Directive — Transcribe everything in the neural network passage from "Building a Matrix-based" down to "train a network.", leaving each word and punctuation mark unchanged.

Text passage —
-- Begin --

Mastodon

Building a Matrix-based Neural Network From the Ground Up

Earlier in the summer I began my quest to learn more about machine learning and had originally planned to just dive into the deep end with TensorFlow. I very quickly realized the error in this approach and updated my decision. I instead sought to build a neural network from the ground up. Not only did I wish to better understand the fundamental math, but also to familiarize myself with the mathematics libraries needed to effectively work with the mountain of data used to train a network.

-- End --

Record list —
-- Begin --

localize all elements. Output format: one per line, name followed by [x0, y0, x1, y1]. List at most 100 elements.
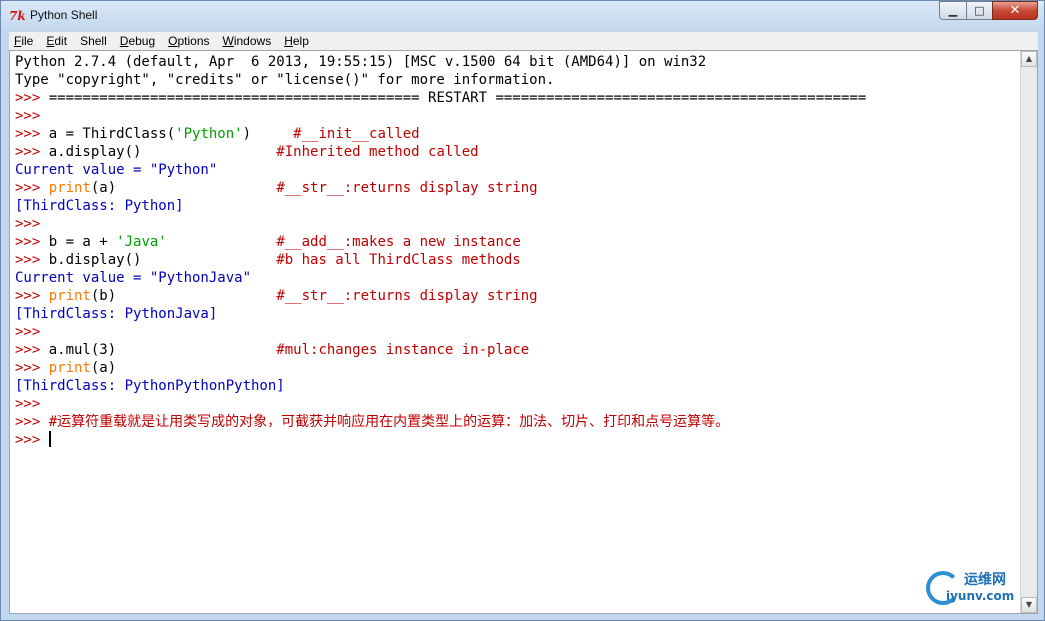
shell-line: >>> print(a) #__str__:returns display st… — [15, 179, 866, 197]
shell-text-segment: print — [48, 360, 91, 376]
shell-text-segment: ========================================… — [48, 90, 867, 106]
text-cursor — [48, 431, 51, 447]
shell-text-segment: 'Python' — [175, 126, 243, 142]
shell-text-segment: >>> — [15, 360, 49, 376]
shell-text-segment: >>> — [15, 216, 49, 232]
shell-text-segment: print — [48, 288, 91, 304]
shell-text-segment: 'Java' — [116, 234, 167, 250]
shell-text-segment: #Inherited method called — [276, 144, 479, 160]
shell-text-segment: >>> — [15, 144, 49, 160]
menu-accelerator: W — [222, 34, 234, 48]
title-bar[interactable]: 7k Python Shell ▁ □ ✕ — [1, 1, 1044, 31]
shell-text-segment: b.display() — [48, 252, 277, 268]
shell-text-segment: a = ThirdClass( — [48, 126, 176, 142]
menu-bar: File Edit Shell Debug Options Windows Help — [9, 32, 1038, 50]
shell-line: [ThirdClass: PythonJava] — [15, 305, 866, 323]
shell-line: >>> — [15, 323, 866, 341]
shell-text-segment: >>> — [15, 180, 49, 196]
shell-line: Current value = "Python" — [15, 161, 866, 179]
maximize-button[interactable]: □ — [966, 1, 992, 20]
shell-text-segment: >>> — [15, 288, 49, 304]
shell-line: >>> a.mul(3) #mul:changes instance in-pl… — [15, 341, 866, 359]
shell-line: >>> a.display() #Inherited method called — [15, 143, 866, 161]
menu-label-part: ll — [101, 34, 107, 48]
shell-text-segment: Python 2.7.4 (default, Apr 6 2013, 19:55… — [15, 54, 707, 70]
scroll-up-button[interactable]: ▲ — [1021, 51, 1037, 67]
shell-line: [ThirdClass: PythonPythonPython] — [15, 377, 866, 395]
shell-text-segment: (a) — [90, 180, 277, 196]
shell-text-segment: #__str__:returns display string — [276, 180, 538, 196]
menu-label-part: elp — [292, 34, 309, 48]
shell-text-segment: #__add__:makes a new instance — [276, 234, 521, 250]
window-title: Python Shell — [30, 8, 98, 22]
shell-text-segment: >>> — [15, 396, 49, 412]
shell-line: >>> print(b) #__str__:returns display st… — [15, 287, 866, 305]
shell-line: >>> print(a) — [15, 359, 866, 377]
close-button[interactable]: ✕ — [992, 1, 1038, 20]
shell-text-segment: [ThirdClass: PythonJava] — [15, 306, 218, 322]
shell-text-segment: >>> — [15, 252, 49, 268]
shell-text-segment: [ThirdClass: PythonPythonPython] — [15, 378, 285, 394]
shell-text-segment: #mul:changes instance in-place — [276, 342, 530, 358]
window-controls: ▁ □ ✕ — [939, 1, 1038, 21]
shell-text-segment — [167, 234, 277, 250]
minimize-button[interactable]: ▁ — [939, 1, 966, 20]
shell-line: >>> b.display() #b has all ThirdClass me… — [15, 251, 866, 269]
shell-text-area[interactable]: Python 2.7.4 (default, Apr 6 2013, 19:55… — [10, 51, 1022, 613]
watermark-cn: 运维网 — [964, 572, 1006, 588]
shell-text-segment: >>> — [15, 108, 49, 124]
menu-item-windows[interactable]: Windows — [218, 34, 277, 48]
shell-text-segment: Type "copyright", "credits" or "license(… — [15, 72, 555, 88]
shell-text-segment: #__init__called — [293, 126, 420, 142]
menu-accelerator: H — [284, 34, 293, 48]
shell-text-segment: [ThirdClass: Python] — [15, 198, 184, 214]
shell-line: Python 2.7.4 (default, Apr 6 2013, 19:55… — [15, 53, 866, 71]
shell-text-segment: (b) — [90, 288, 277, 304]
shell-text-segment: #运算符重载就是让用类写成的对象，可截获并响应用在内置类型上的运算：加法、切片、… — [48, 414, 730, 430]
shell-text-segment: a.display() — [48, 144, 277, 160]
python-shell-window: 7k Python Shell ▁ □ ✕ File Edit Shell Debug… — [0, 0, 1045, 621]
scroll-down-button[interactable]: ▼ — [1021, 597, 1037, 613]
shell-line: [ThirdClass: Python] — [15, 197, 866, 215]
shell-text-segment: Current value = "Python" — [15, 162, 218, 178]
shell-text-segment: >>> — [15, 234, 49, 250]
vertical-scrollbar[interactable]: ▲ ▼ — [1020, 51, 1037, 613]
menu-label-part: ptions — [177, 34, 210, 48]
shell-output: Python 2.7.4 (default, Apr 6 2013, 19:55… — [15, 53, 866, 449]
menu-item-file[interactable]: File — [9, 34, 38, 48]
shell-line: >>> — [15, 107, 866, 125]
shell-line: Current value = "PythonJava" — [15, 269, 866, 287]
menu-label-part: dit — [54, 34, 68, 48]
menu-item-help[interactable]: Help — [279, 34, 314, 48]
tk-feather-icon: 7k — [9, 9, 26, 23]
menu-item-shell[interactable]: Shell — [75, 34, 112, 48]
up-arrow-icon: ▲ — [1025, 54, 1033, 63]
shell-line: >>> — [15, 395, 866, 413]
close-icon: ✕ — [1009, 3, 1021, 18]
shell-text-segment: >>> — [15, 126, 49, 142]
maximize-icon: □ — [974, 4, 985, 17]
minimize-icon: ▁ — [948, 4, 958, 17]
shell-text-segment: >>> — [15, 342, 49, 358]
shell-text-segment: Current value = "PythonJava" — [15, 270, 252, 286]
menu-label-part: She — [80, 34, 102, 48]
shell-client-area: Python 2.7.4 (default, Apr 6 2013, 19:55… — [9, 50, 1038, 614]
menu-label-part: ebug — [128, 34, 156, 48]
watermark-logo: 运维网 iyunv.com — [926, 569, 1021, 607]
menu-item-debug[interactable]: Debug — [115, 34, 160, 48]
menu-item-options[interactable]: Options — [163, 34, 214, 48]
shell-text-segment: #__str__:returns display string — [276, 288, 538, 304]
shell-line: >>> #运算符重载就是让用类写成的对象，可截获并响应用在内置类型上的运算：加法… — [15, 413, 866, 431]
shell-text-segment: >>> — [15, 324, 49, 340]
menu-item-edit[interactable]: Edit — [41, 34, 72, 48]
watermark-en: iyunv.com — [946, 589, 1015, 603]
shell-text-segment: b = a + — [48, 234, 117, 250]
shell-text-segment: (a) — [90, 360, 117, 376]
shell-text-segment: ) — [242, 126, 294, 142]
shell-text-segment: >>> — [15, 90, 49, 106]
shell-line: >>> — [15, 431, 866, 449]
shell-text-segment: #b has all ThirdClass methods — [276, 252, 521, 268]
shell-line: >>> a = ThirdClass('Python') #__init__ca… — [15, 125, 866, 143]
shell-text-segment: >>> — [15, 432, 49, 448]
shell-text-segment: print — [48, 180, 91, 196]
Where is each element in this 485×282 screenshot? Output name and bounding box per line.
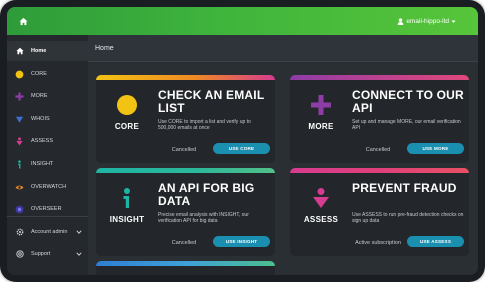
sidebar-item-insight[interactable]: INSIGHT (7, 154, 88, 174)
card-accent-stripe (96, 261, 275, 266)
sidebar-item-home[interactable]: Home (7, 41, 88, 61)
caret-down-icon (451, 20, 456, 23)
overwatch-icon (15, 183, 24, 192)
top-bar: email-hippo-ltd (7, 7, 478, 35)
subscription-status: Cancelled (171, 240, 197, 246)
use-more-button[interactable]: USE MORE (407, 143, 464, 154)
user-account-name: email-hippo-ltd (406, 17, 449, 25)
home-icon (18, 17, 28, 25)
purple-plus-icon (15, 91, 24, 101)
sidebar-item-label: Account admin (31, 229, 68, 235)
card-title: CONNECT TO OUR API (352, 88, 464, 115)
card-description: Precise email analysis with INSIGHT, our… (158, 212, 249, 225)
whois-icon (15, 115, 24, 124)
card-accent-stripe (96, 168, 275, 173)
user-icon (398, 17, 404, 25)
card-badge-label: ASSESS (303, 215, 339, 224)
subscription-status: Cancelled (365, 147, 391, 153)
sidebar-item-whois[interactable]: WHOIS (7, 109, 88, 129)
product-card-insight: INSIGHT AN API FOR BIG DATA Precise emai… (96, 168, 275, 256)
sidebar-item-support[interactable]: Support (7, 244, 88, 264)
use-insight-button[interactable]: USE INSIGHT (213, 236, 270, 247)
user-menu[interactable]: email-hippo-ltd (397, 15, 456, 27)
chevron-down-icon (76, 252, 82, 256)
card-description: Use CORE to import a list and verify up … (158, 119, 251, 132)
sidebar-item-core[interactable]: CORE (7, 64, 88, 84)
page-title: Home (95, 45, 114, 52)
pink-arrow-down-icon (290, 184, 352, 212)
teal-i-icon (96, 184, 158, 212)
use-core-button[interactable]: USE CORE (213, 143, 270, 154)
use-assess-button[interactable]: USE ASSESS (407, 236, 464, 247)
sidebar-divider (7, 216, 88, 217)
product-card-assess: ASSESS PREVENT FRAUD Use ASSESS to run p… (290, 168, 469, 256)
sidebar-item-overwatch[interactable]: OVERWATCH (7, 177, 88, 197)
support-icon (15, 250, 24, 259)
card-title: PREVENT FRAUD (352, 181, 457, 195)
product-card-core: CORE CHECK AN EMAIL LIST Use CORE to imp… (96, 75, 275, 163)
subscription-status: Cancelled (171, 147, 197, 153)
card-badge-label: CORE (114, 122, 140, 131)
card-accent-stripe (96, 75, 275, 80)
subscription-status: Active subscription (355, 240, 401, 246)
sidebar-item-label: CORE (31, 71, 47, 77)
yellow-circle-icon (15, 70, 24, 79)
card-description: Use ASSESS to run pre-fraud detection ch… (352, 212, 464, 225)
card-badge-label: MORE (308, 122, 334, 131)
card-title: CHECK AN EMAIL LIST (158, 88, 265, 115)
teal-i-icon (15, 159, 24, 169)
gear-icon (15, 228, 24, 237)
sidebar-item-label: MORE (31, 93, 48, 99)
sidebar: Home CORE MORE WHOIS ASSESS INSIGHT OVER… (7, 35, 88, 275)
pink-arrow-down-icon (15, 137, 24, 146)
home-icon (15, 47, 24, 56)
sidebar-item-account-admin[interactable]: Account admin (7, 222, 88, 242)
card-badge-label: INSIGHT (109, 215, 145, 224)
product-card-partial (96, 261, 275, 275)
overseer-icon (15, 205, 24, 214)
sidebar-item-more[interactable]: MORE (7, 86, 88, 106)
purple-plus-icon (290, 91, 352, 119)
sidebar-item-label: OVERSEER (31, 206, 62, 212)
home-button[interactable] (16, 14, 30, 28)
sidebar-item-label: INSIGHT (31, 161, 54, 167)
sidebar-item-label: ASSESS (31, 138, 54, 144)
chevron-down-icon (76, 230, 82, 234)
app-screen: email-hippo-ltd Home CORE MORE WHOIS ASS… (7, 7, 478, 275)
card-accent-stripe (290, 75, 469, 80)
sidebar-item-assess[interactable]: ASSESS (7, 131, 88, 151)
sidebar-item-label: Home (31, 48, 47, 54)
product-card-more: MORE CONNECT TO OUR API Set up and manag… (290, 75, 469, 163)
card-title: AN API FOR BIG DATA (158, 181, 255, 208)
yellow-circle-icon (96, 91, 158, 119)
page-header: Home (88, 35, 478, 62)
sidebar-item-label: Support (31, 251, 51, 257)
main-content: Home CORE CHECK AN EMAIL LIST Use CORE t… (88, 35, 478, 275)
card-description: Set up and manage MORE, our email verifi… (352, 119, 461, 132)
sidebar-item-label: OVERWATCH (31, 184, 67, 190)
sidebar-item-label: WHOIS (31, 116, 50, 122)
card-accent-stripe (290, 168, 469, 173)
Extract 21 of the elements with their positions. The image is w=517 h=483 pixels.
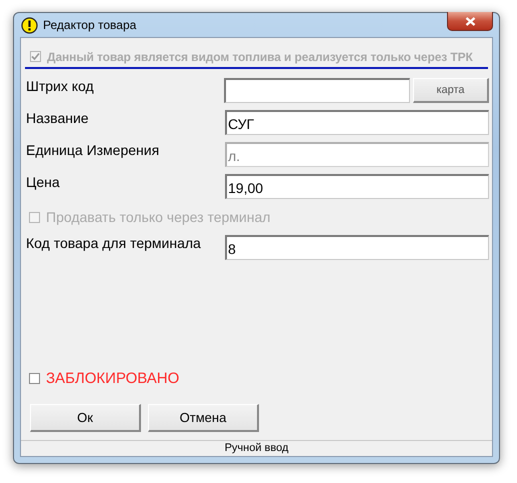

-- End --

The completed task —
Building a Matrix-based Neural Network From the Ground Up

Earlier in the summer I began my quest to learn more about machine learning and had originally planned to just dive into the deep end with TensorFlow. I very quickly realized the error in this approach and updated my decision. I instead sought to build a neural network from the ground up. Not only did I wish to better understand the fundamental math, but also to familiarize myself with the mathematics libraries needed to effectively work with the mountain of data used to train a network.